═══ Provided records
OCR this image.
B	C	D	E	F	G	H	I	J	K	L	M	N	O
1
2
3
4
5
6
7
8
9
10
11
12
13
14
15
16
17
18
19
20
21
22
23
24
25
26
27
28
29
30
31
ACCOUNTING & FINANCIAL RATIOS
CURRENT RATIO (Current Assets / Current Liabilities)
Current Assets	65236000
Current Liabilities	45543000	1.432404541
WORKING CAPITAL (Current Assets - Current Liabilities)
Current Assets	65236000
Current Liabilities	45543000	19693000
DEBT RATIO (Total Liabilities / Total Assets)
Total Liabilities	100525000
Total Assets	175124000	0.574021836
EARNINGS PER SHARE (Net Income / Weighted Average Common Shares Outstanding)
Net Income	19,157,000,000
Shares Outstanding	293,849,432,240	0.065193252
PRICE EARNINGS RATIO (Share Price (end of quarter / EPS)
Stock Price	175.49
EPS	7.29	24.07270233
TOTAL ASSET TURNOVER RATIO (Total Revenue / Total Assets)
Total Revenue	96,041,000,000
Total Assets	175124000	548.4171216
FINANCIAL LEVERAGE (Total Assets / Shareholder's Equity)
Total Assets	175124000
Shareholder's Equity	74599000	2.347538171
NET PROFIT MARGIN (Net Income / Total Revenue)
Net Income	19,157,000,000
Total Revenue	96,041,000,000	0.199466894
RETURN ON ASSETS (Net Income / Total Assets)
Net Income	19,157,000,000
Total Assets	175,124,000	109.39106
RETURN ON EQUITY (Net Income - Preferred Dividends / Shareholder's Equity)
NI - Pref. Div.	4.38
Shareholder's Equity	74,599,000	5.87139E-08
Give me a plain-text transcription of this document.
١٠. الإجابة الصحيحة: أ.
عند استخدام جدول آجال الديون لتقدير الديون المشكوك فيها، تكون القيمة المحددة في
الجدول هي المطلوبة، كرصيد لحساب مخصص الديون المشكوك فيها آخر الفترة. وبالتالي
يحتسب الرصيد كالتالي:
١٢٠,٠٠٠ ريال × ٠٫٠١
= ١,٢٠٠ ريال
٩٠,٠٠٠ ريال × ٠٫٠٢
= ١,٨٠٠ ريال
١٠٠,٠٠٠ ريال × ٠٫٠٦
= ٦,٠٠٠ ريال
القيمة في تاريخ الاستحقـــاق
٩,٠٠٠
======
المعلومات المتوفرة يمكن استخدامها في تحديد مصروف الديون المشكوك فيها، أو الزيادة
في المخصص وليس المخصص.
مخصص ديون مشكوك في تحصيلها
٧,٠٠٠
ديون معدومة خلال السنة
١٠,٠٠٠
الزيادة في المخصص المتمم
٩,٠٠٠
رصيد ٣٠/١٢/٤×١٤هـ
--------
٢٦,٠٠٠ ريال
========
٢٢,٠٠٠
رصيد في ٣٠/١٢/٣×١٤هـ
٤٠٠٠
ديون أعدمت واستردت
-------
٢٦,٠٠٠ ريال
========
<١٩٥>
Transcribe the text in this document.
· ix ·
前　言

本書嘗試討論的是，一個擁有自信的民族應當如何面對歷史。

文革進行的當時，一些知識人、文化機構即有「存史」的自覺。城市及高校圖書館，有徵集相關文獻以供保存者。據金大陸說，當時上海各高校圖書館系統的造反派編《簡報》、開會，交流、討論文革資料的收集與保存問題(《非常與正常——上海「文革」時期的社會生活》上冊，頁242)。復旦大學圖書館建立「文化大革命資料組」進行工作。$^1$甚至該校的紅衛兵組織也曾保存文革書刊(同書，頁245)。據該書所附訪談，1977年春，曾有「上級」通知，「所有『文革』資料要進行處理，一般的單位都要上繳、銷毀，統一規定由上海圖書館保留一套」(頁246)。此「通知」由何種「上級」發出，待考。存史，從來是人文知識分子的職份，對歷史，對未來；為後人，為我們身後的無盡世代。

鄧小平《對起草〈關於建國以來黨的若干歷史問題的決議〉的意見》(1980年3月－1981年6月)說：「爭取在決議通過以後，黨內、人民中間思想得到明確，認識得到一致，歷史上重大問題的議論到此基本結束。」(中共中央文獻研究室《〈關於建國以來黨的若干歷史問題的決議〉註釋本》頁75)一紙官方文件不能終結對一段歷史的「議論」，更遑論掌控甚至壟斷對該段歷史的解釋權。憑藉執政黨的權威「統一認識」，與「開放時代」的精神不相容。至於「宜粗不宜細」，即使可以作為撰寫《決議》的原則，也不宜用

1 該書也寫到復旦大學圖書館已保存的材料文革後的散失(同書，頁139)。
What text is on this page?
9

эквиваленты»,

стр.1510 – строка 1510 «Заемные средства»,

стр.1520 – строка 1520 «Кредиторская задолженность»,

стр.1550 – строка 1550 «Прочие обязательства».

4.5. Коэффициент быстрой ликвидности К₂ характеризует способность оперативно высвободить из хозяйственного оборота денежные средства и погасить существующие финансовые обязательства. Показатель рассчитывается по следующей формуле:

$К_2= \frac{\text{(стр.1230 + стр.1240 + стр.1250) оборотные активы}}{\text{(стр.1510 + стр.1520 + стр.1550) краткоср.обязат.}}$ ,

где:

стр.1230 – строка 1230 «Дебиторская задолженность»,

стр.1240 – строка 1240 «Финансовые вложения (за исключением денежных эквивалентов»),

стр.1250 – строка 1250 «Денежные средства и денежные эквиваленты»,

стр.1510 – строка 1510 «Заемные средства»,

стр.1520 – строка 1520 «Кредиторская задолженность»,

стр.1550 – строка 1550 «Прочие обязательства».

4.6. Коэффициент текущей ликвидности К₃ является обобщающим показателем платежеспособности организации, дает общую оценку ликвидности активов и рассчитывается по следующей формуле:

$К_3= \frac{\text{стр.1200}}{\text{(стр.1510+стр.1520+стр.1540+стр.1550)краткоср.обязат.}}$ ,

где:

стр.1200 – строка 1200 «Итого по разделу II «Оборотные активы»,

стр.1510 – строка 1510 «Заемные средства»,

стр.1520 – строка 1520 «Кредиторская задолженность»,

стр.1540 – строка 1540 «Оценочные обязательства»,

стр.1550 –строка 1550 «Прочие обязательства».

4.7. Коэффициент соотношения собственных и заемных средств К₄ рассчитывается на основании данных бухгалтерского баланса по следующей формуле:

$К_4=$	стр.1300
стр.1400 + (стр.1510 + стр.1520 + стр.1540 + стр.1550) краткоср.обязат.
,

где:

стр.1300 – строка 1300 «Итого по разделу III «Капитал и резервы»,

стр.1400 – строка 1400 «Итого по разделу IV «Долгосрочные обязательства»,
══════
Exercise
Say how many lines of the listing above contain "this", with no other words.

The reply
4